Saturday, September 23, 2017

Stanford Mips-X @IIT

This doc may be helpful to have on hand to understand this post:

Integrated Information Technology or as that mouthful was abbreviated to: IIT (now 8x8) was founded by Chi-Shin Wang and Y.W. Sing two Weitek veterans.  Its original product line was floating point coprocessors and lived in a niche before the giant sucking sound was heard of Intel vacuuming up peripherals such as floating point. At that point, a new product was needed. From 1989 a small group was working on a Vision Processor (VP). This SIMD(4) engine took a year or so to build. Its first customer was Compression Labs (CLI). The VP had a large reg file 64 16bit regs  times 4 SIMD instances. This was so CLI could execute the 16x16 DCT. An 8x8 DCT is far more modest in reg consumption. Another customer for the part was AT&T with the videophone 2500 in 1992. So at this point, IIT had a reasonable video business with customers that had application processors that would use the VP as a video engine. About this time a search was underway for IIT's very own controller. Chi-Shin found a 'bargain' from Stanford, Mips-X for $15K! What do you get for $15K? You get a tape from Stanford's tech licensing group. Paul Chow (now EECS prof at Toronto) sat with us for a week to go over the tape. I worked with him to understand the SW tools offering. For one item, there was no C compiler for it, there was however an assembler written in Modula-2. Over the years I wrote and maintained our port of GCC to Mips-X. Having 2 delay slots broke the reorg pass of GCC on numerous occasions with the usual email chain from me to Richard Kenner and workarounds to deal with reorg issues. Finally I wrote our own 8x8 pass in GCC that fixed up cases where a hazard was in slot1 and slot2 used it. Rather than use the Modula-2 assembler, I wrote one in C. The linker, nld, in C++ (props to Jeff Loomans at a poker game who told me to learn C++, the linker was my first C++ program). From a HW standpoint, there was no schematic(!). There was a layout, not sent out(!). So, IIT sent the layout to the fab.  It came back and had severe voltage range issues. Also, it was a black box, i.e. provide a clock, take it out of reset, and it fetched a few instructions and was dead, lifeless. Observing the code, it was clear that it was a cache issue, since the first few fetches worked until a loop branched back. Luckily for us, there was a pin to disable the cache, then, it worked.

STORED ROWS:
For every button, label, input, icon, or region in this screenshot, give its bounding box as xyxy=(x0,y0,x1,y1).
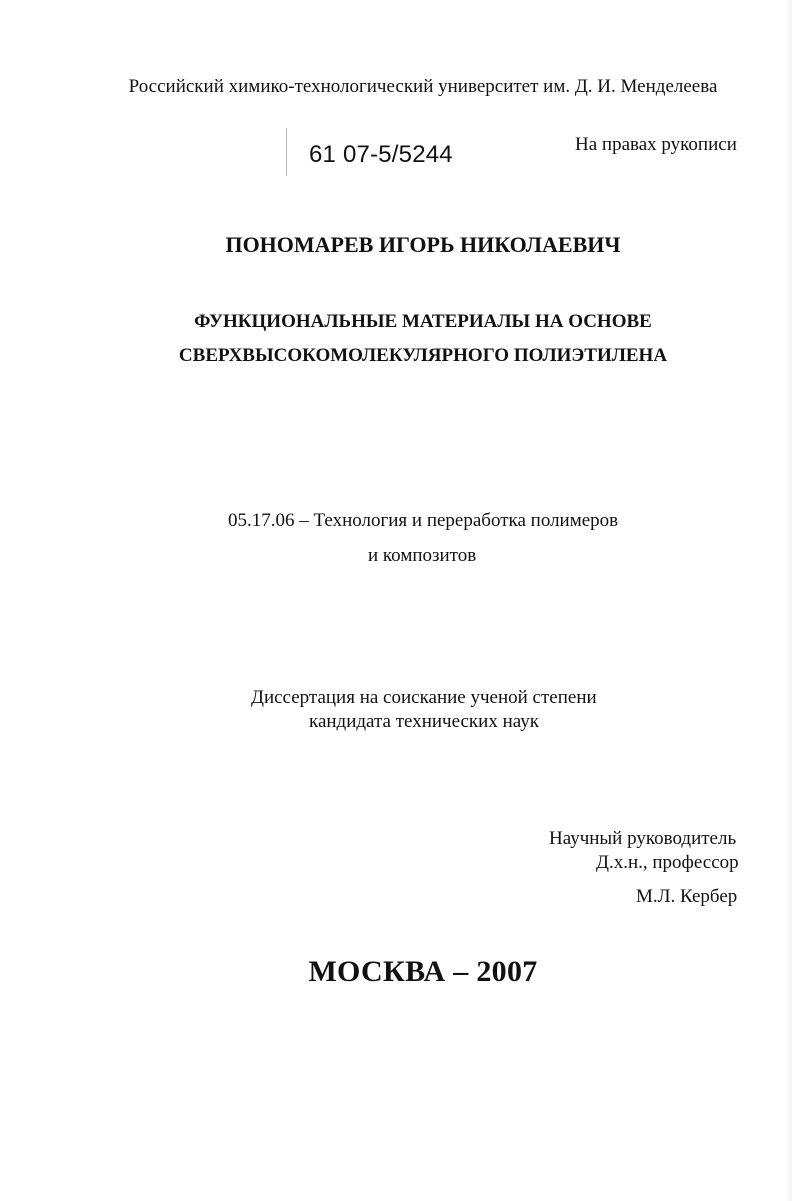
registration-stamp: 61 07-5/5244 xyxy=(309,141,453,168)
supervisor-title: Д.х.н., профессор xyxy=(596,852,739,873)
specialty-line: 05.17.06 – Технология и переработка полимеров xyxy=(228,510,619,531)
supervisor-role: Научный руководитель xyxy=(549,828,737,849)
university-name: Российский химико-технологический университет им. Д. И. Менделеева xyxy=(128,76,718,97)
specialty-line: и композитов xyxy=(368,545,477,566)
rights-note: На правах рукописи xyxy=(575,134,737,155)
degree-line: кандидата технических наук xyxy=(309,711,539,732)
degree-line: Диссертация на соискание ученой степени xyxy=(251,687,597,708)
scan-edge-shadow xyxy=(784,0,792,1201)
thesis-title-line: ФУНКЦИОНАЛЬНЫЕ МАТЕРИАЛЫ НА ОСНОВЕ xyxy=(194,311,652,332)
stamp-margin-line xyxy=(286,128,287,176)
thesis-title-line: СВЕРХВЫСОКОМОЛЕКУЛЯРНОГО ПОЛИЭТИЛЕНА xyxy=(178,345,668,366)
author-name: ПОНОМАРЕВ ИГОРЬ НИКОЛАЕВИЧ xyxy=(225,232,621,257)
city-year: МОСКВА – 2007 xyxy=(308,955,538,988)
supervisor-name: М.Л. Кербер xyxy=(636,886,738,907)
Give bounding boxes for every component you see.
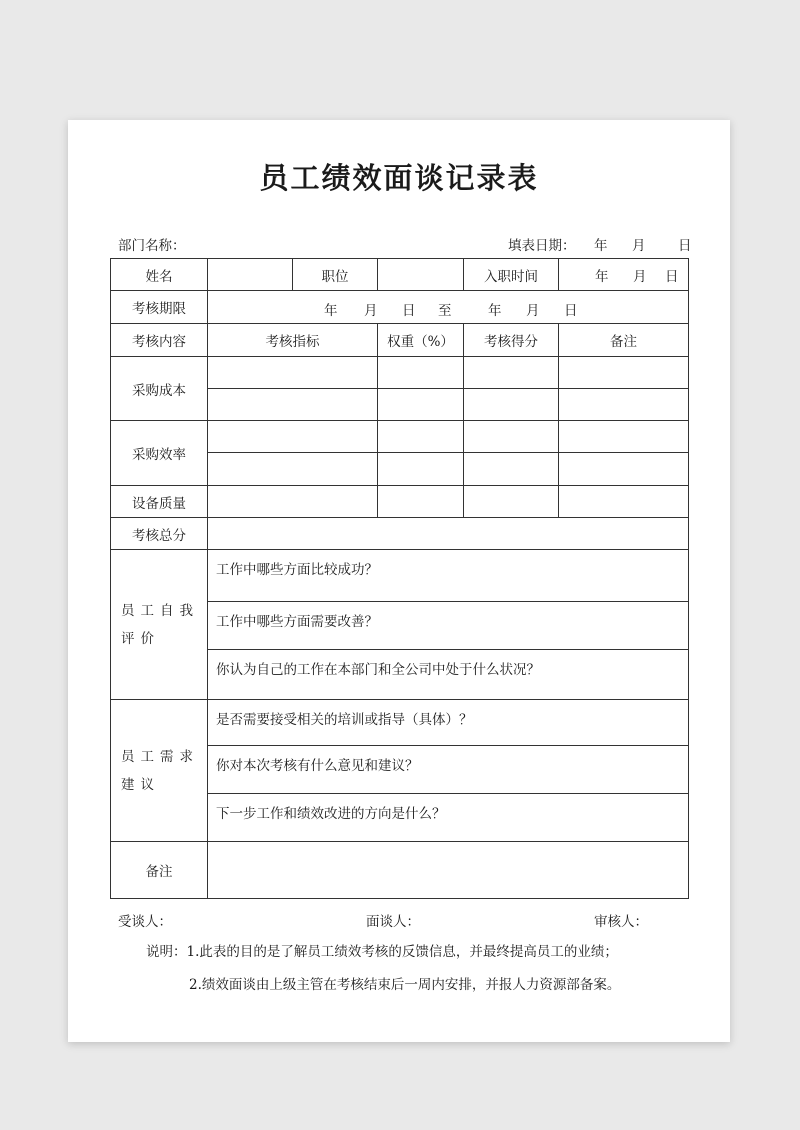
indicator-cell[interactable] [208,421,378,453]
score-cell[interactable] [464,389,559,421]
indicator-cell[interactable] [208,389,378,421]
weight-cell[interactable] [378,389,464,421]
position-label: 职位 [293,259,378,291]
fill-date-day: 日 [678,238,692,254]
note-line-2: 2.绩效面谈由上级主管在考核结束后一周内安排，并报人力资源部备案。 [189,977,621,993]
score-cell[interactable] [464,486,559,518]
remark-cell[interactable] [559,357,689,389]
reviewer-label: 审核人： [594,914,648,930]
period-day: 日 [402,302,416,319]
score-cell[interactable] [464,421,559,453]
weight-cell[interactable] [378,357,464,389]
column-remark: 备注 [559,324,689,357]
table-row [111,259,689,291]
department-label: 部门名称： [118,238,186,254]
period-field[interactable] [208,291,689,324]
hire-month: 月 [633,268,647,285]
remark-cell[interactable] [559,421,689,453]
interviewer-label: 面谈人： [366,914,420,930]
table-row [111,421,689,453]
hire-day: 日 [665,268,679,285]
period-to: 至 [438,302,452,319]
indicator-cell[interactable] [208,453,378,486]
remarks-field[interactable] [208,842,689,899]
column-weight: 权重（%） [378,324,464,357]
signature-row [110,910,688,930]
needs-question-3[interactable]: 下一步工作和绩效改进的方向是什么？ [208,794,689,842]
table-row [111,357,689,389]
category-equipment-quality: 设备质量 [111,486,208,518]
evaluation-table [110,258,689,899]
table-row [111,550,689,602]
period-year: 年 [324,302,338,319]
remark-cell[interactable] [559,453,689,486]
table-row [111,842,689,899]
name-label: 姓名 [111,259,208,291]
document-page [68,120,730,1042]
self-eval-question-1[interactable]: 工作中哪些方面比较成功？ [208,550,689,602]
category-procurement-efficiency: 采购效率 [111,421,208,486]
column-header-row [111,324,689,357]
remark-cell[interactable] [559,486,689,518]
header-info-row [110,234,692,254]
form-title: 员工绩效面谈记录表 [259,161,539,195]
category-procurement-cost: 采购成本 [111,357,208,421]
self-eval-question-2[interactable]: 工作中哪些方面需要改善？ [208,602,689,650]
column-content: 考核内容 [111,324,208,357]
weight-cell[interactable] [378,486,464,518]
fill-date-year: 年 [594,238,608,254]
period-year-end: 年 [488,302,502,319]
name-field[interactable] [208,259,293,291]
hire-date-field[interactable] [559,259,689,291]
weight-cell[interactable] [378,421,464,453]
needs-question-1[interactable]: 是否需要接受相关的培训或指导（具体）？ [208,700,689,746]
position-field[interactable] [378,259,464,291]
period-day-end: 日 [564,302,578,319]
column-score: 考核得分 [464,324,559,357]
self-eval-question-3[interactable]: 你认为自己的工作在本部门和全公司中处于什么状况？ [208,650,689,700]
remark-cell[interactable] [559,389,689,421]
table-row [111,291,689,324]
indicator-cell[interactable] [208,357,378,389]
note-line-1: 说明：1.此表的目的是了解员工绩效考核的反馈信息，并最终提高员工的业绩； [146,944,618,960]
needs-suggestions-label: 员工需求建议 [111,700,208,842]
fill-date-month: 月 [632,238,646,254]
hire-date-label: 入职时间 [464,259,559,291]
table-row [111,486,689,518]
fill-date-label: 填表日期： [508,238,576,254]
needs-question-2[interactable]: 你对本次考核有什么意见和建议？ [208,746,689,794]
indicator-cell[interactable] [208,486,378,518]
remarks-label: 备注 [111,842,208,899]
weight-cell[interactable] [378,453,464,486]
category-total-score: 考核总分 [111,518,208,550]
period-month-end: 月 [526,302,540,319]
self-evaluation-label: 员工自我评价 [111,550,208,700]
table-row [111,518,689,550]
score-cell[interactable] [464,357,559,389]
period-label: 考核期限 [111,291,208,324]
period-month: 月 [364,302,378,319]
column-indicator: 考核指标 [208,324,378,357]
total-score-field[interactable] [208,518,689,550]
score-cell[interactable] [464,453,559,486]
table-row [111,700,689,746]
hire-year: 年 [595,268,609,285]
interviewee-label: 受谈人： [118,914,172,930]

INSTRUCTION 1: In the Mips-X post, what evidence led the author to conclude that the lifeless chip had a cache problem?
INSTRUCTION 2: Go on with the post about Mips-X at IIT, starting after its final sentence.

TASK ANSWER 1: The first few instruction fetches worked, and the chip died only when a loop branched back. Disabling the cache through a dedicated pin then made the part run, which confirmed it.

TASK ANSWER 2:
Management at IIT then reversed the layout and sucked out the design to a schematic. From there, subsequent tapeouts could use a proper core. Work then went on to produce the Vision Controller(VC) which was IIT's version of what CLI and AT&T bolted on around the VP. So this VC had a DMA controller, a video circuit, etc. Externally, it used a brooktree part for the analogue to drive the monitor. VC came back from the fab and we could see colour bars on the screen using a polled interrupt test. When that polling became a real interrupt... all hell broke loose and Mips-X crashed. The standard crash was a vertically rolling screen. Without the processor there to manage the DMA for the active portion of the screen, the DMA just kept shipping out a rolling rectangle. Doug Neubauer who was instrumental in the HW design of VC was about to go on a fishing trip and (paraphrasing) said "I am going fishing, if this is not fixed when I return, its game over". So during his trip a logic analyzer was hauled in and clipped onto the Mips-X code SRAMs. When the crash happened, the processor was in the interrupt handler, never able to leave. Mips-X has an odd interrupt pipeline. Everything is exposed to the programmer, so when you get an interrupt, the 5 stage pipe (IF RF ALU MEM WB) allows MEM and WB to finish (look out for volatiles there btw). You get 3 PC's to restart at IF, RF, ALU and the last 2 will redo the MEM and WBs that were in flight at the interrupt. If an interrupt should come in whilst an interrupt was being serviced, the final code of an interrupt handler will be:

<---------------- New interrrupt.

the new interrupt interferes with the pipleline restart and you are back in the handler with a half baked restart of the prior interrupt return. In the PSW is an e bit. The bug we found was that the exception began chain shifting again making the e bit and recovery using the chain regs impossible.

How to then return from interrupts?

Here is where I nominate a reg to the best register I have ever seen. Having worked in this space between HW&SW to nominate one reg to the best means this reg is pretty special. I believe Matt Cressa was the HW engineer who crafted it. Its reason for being even is odd. There was no need for this reg really, nor wrt its semantics. From the ERS:

RIFACE_IRQSUPPRESS    (0x20004014)                       (4 bits RD/WR)
|    |    |    |    |    |    |   |   |    |    |    |    |    |    |    |    |
|  x | x  | X  | X  | X  |  X | X | X | X  | X  | X  | x  | S3 | S2 | S1 | S0 |
|    |    |    |    |    |    |   |   |    |    |    |    |    |    |    |    |
  b15                                                                      b0

RIFACE_IRQSUPPRESS - Suppress Interrupts for S3-S0 Instructions
    0x00 = 15 instructions
    0x0e =  1 instruction
    0x0f =  0 instruction

Lets look at that reg closely, observe the inversion of S3..S0, writing 0 gets the maximum suppression. How is that useful?  Lets look at this tail end of an interrupt handler. Observe R0 being assigned to the reg.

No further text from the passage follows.